:: TÂCHE DEMANDÉE 1 ::
D'après l'extrait fourni, quelle somme le tribunal a-t-il condamné M. [Y] à payer à M. [W] à titre de dommages et intérêts ?

Au soutien de ses prétentions il a fait valoir que son droit de préemption avait été violé et que la cession s'était faite sans indemnisation, que son action n'était pas forclose car le défendeur ne l'a pas informé des ventes litigieuses et ne rapporte pas la preuve de la date à laquelle le preneur en a eu connaissance.
M. [Y] représenté à l'audience, a soutenu la forclusion de l'action du demandeur en application de l'article L. 412-12 alinéa 3 du code rural et de la pêche maritime en ajoutant qu'il a toujours informé M. [W] de son intention de vendre et que ce dernier n'a jamais manifesté sa volonté d'acquérir, que le demandeur a eu connaissance de ces ventes au moment où elles ont été passées rendant son action forclose.
Par jugement du 5 septembre 2022, le tribunal paritaire des baux ruraux de Tarascon a écarté l'exception de forclusion aux motifs que M. [Y] ne conteste pas avoir violé le droit de préemption du preneur, que les ventes n'ont jamais été notifiées au preneur à bail et qu'aucun élément versé au débat ne permet d'indiquer que le bailleur a informé le preneur à bail de quelque manière que ce soit, que l'alinéa 3 de l'article L. 412-13 en réalité l'article L. 412-12 indique expressément que le point de départ du délai de forclusion n'est pas la date de la vente mais le jour où la date de la vente est connue du preneur, qu'en l'espèce, aucun courrier recommandé du notaire instrumentaire ni acte d'huissier mentionnant le prix de vente, les charges et modalités de la vente n'ont été adressés au preneur, qu'il en ressort que le point de départ du délai de forclusion ne peut être que celui mentionné par le demandeur, faute pour le bailleur d'avoir accompli la moindre formalité de notification des ventes, soit le 5 août 2021.
Le tribunal a également condamné M. [Y] à payer à M. [W] la somme de 100 000 euros à titre de dommages et intérêts, somme non contestée en défense et condamné le défendeur au paiement d'une somme de 1 500 euros en application de l'article 700 du code de procédure civile et aux dépens.
Par déclaration par lettre recommandée avec accusé de réception reçue au greffe de la cour le 10 octobre 2022, M. [U] [Y] a relevé appel de ce jugement en déclarant qu'il entendait soulever la forclusion de l'action engagée par M. [W].
Par ordonnance de référé du 6 février 2023, le premier président de la cour d'appel a dit irrecevable la demande de M. [Y] tendant à l'arrêt de l'exécution provisoire de droit du jugement déféré et l'a condamné à verser à M. [W], la somme de 600 euros en application de l'article 700 du code de procédure civile et aux dépens.
Un calendrier de procédure a été établi par ordonnance du 2 mai 2023 au visa des articles 446-2, 939 et 940 du code de procédure civile et de l'accord des parties, l'affaire étant renvoyée au 19 décembre 2023 pour être plaidée.
L'affaire a été renvoyée, la cour ayant par mention au dossier, sollicité la production du jugement clôturant la liquidation judiciaire et la mise en cause du liquidateur.

:: TÂCHE DEMANDÉE 2 ::
Reproduisez tels quels les enregistrements, depuis leur début jusqu'à la ligne contenant « x-tick-label: 40 xyxy=(391,642,412,663) », cette ligne comprise.

:: ENREGISTREMENTS ::
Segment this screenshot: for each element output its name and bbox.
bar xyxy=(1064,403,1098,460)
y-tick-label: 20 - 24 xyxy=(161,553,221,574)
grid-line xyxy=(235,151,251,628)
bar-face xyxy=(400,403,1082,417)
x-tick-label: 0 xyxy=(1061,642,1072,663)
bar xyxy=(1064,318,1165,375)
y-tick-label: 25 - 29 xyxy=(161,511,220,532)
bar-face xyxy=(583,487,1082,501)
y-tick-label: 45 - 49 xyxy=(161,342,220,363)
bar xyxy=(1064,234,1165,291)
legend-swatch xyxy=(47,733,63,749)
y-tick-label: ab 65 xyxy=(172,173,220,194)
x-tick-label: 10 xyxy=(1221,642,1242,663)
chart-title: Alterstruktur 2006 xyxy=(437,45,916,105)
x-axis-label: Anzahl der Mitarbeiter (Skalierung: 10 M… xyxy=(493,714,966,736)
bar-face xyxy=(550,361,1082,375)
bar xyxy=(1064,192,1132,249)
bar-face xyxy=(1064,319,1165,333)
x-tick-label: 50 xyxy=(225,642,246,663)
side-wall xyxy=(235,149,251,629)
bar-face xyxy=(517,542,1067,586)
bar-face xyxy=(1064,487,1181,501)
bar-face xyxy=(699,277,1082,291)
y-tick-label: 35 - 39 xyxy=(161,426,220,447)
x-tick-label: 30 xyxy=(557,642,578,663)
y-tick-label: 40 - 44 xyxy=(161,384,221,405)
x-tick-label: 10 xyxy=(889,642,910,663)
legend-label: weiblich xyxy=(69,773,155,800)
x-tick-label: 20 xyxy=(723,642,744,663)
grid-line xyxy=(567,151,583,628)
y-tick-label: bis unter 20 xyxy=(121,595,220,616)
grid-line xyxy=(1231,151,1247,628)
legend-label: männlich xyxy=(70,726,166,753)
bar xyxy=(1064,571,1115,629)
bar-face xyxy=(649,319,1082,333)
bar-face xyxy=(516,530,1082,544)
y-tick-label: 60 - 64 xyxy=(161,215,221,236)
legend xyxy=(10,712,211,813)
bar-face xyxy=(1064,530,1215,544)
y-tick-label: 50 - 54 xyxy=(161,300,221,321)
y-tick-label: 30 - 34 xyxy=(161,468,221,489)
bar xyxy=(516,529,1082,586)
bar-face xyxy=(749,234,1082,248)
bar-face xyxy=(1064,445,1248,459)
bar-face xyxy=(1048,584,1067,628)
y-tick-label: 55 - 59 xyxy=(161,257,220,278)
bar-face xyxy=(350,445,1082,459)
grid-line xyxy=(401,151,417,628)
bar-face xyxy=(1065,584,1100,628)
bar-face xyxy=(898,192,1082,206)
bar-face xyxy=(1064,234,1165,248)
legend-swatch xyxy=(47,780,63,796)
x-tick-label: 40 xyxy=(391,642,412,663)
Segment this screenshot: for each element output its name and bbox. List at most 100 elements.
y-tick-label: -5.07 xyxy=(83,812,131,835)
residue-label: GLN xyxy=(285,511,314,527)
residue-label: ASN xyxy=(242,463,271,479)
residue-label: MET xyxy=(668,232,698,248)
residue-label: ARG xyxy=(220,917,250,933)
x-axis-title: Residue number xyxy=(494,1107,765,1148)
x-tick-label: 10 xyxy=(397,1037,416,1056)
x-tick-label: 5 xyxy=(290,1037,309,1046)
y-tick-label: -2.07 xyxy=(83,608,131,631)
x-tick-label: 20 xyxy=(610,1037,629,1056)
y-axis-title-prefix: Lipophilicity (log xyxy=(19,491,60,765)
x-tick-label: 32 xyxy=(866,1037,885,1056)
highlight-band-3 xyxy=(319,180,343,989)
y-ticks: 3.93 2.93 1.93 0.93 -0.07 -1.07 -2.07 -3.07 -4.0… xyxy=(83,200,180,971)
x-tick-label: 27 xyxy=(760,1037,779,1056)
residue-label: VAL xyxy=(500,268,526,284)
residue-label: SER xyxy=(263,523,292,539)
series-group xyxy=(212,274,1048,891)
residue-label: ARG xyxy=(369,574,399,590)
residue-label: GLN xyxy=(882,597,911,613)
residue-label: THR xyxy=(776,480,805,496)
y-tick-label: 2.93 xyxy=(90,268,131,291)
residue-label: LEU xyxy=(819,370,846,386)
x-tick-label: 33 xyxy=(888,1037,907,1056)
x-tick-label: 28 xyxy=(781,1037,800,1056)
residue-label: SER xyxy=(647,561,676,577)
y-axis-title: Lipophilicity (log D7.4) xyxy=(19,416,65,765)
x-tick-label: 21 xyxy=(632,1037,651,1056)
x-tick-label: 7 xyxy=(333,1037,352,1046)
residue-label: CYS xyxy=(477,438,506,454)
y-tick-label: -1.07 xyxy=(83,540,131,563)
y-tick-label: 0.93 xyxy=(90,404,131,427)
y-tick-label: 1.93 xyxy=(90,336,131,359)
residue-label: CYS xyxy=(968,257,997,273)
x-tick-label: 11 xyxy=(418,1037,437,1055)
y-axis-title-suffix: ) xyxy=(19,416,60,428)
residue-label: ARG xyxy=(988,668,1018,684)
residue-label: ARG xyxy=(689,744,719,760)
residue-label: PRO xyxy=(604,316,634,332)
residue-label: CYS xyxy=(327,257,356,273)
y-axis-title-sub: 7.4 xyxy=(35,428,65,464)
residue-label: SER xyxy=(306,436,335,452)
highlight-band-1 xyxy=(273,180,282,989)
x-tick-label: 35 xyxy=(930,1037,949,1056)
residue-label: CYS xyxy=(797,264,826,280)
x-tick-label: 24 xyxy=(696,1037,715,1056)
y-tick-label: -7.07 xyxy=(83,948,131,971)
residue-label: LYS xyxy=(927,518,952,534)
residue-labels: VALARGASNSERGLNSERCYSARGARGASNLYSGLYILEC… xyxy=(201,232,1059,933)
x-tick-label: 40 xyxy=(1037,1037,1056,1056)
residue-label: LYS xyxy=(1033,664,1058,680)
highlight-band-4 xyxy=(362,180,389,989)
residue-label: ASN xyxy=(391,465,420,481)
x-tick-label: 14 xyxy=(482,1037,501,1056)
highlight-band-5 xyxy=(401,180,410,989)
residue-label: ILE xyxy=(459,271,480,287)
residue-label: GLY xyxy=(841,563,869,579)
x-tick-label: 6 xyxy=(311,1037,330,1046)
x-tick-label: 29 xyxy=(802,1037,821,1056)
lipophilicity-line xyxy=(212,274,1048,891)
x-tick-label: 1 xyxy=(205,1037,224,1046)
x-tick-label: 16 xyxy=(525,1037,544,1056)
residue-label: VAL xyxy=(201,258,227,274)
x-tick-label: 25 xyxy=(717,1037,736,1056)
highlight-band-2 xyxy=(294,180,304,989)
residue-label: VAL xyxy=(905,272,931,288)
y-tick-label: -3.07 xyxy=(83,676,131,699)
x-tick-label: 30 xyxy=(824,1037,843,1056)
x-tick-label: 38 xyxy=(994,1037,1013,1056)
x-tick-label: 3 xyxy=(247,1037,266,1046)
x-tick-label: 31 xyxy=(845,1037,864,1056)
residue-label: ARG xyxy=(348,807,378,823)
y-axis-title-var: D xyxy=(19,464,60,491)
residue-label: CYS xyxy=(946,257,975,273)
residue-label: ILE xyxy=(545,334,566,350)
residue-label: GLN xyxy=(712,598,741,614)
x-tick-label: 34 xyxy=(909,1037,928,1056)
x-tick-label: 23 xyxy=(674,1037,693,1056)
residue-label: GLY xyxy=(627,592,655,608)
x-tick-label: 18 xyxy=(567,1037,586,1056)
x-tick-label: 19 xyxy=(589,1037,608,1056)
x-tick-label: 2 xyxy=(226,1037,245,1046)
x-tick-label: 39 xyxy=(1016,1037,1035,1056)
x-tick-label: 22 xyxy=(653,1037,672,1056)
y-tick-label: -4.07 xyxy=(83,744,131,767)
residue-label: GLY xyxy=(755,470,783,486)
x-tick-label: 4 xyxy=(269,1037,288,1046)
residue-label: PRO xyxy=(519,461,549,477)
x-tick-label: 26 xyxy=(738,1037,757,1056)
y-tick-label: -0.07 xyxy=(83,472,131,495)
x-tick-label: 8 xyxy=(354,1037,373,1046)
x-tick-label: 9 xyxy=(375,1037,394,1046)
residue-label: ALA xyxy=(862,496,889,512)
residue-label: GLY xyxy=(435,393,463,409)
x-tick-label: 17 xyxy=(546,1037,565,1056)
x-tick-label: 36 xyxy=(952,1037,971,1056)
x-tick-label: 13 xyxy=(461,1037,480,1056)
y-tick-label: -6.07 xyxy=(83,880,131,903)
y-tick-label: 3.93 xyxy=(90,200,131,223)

:: RÉPONSE ATTENDUE 1 ::
100 000 euros.

:: RÉPONSE ATTENDUE 2 ::
Segment this screenshot: for each element output its name and bbox.
bar xyxy=(1064,403,1098,460)
y-tick-label: 20 - 24 xyxy=(161,553,221,574)
grid-line xyxy=(235,151,251,628)
bar-face xyxy=(400,403,1082,417)
x-tick-label: 0 xyxy=(1061,642,1072,663)
bar xyxy=(1064,318,1165,375)
y-tick-label: 25 - 29 xyxy=(161,511,220,532)
bar-face xyxy=(583,487,1082,501)
y-tick-label: 45 - 49 xyxy=(161,342,220,363)
bar xyxy=(1064,234,1165,291)
legend-swatch xyxy=(47,733,63,749)
y-tick-label: ab 65 xyxy=(172,173,220,194)
x-tick-label: 10 xyxy=(1221,642,1242,663)
chart-title: Alterstruktur 2006 xyxy=(437,45,916,105)
x-axis-label: Anzahl der Mitarbeiter (Skalierung: 10 M… xyxy=(493,714,966,736)
bar-face xyxy=(550,361,1082,375)
bar xyxy=(1064,192,1132,249)
bar-face xyxy=(1064,319,1165,333)
x-tick-label: 50 xyxy=(225,642,246,663)
side-wall xyxy=(235,149,251,629)
bar-face xyxy=(517,542,1067,586)
bar-face xyxy=(1064,487,1181,501)
bar-face xyxy=(699,277,1082,291)
y-tick-label: 35 - 39 xyxy=(161,426,220,447)
x-tick-label: 30 xyxy=(557,642,578,663)
y-tick-label: 40 - 44 xyxy=(161,384,221,405)
x-tick-label: 10 xyxy=(889,642,910,663)
legend-label: weiblich xyxy=(69,773,155,800)
x-tick-label: 20 xyxy=(723,642,744,663)
grid-line xyxy=(567,151,583,628)
y-tick-label: bis unter 20 xyxy=(121,595,220,616)
grid-line xyxy=(1231,151,1247,628)
legend-label: männlich xyxy=(70,726,166,753)
bar xyxy=(1064,571,1115,629)
bar-face xyxy=(649,319,1082,333)
bar-face xyxy=(516,530,1082,544)
y-tick-label: 60 - 64 xyxy=(161,215,221,236)
legend xyxy=(10,712,211,813)
bar-face xyxy=(1064,530,1215,544)
y-tick-label: 50 - 54 xyxy=(161,300,221,321)
y-tick-label: 30 - 34 xyxy=(161,468,221,489)
bar xyxy=(516,529,1082,586)
bar-face xyxy=(749,234,1082,248)
bar-face xyxy=(1064,445,1248,459)
bar-face xyxy=(1048,584,1067,628)
y-tick-label: 55 - 59 xyxy=(161,257,220,278)
bar-face xyxy=(350,445,1082,459)
grid-line xyxy=(401,151,417,628)
bar-face xyxy=(1065,584,1100,628)
bar-face xyxy=(898,192,1082,206)
bar-face xyxy=(1064,234,1165,248)
legend-swatch xyxy=(47,780,63,796)
x-tick-label: 40 xyxy=(391,642,412,663)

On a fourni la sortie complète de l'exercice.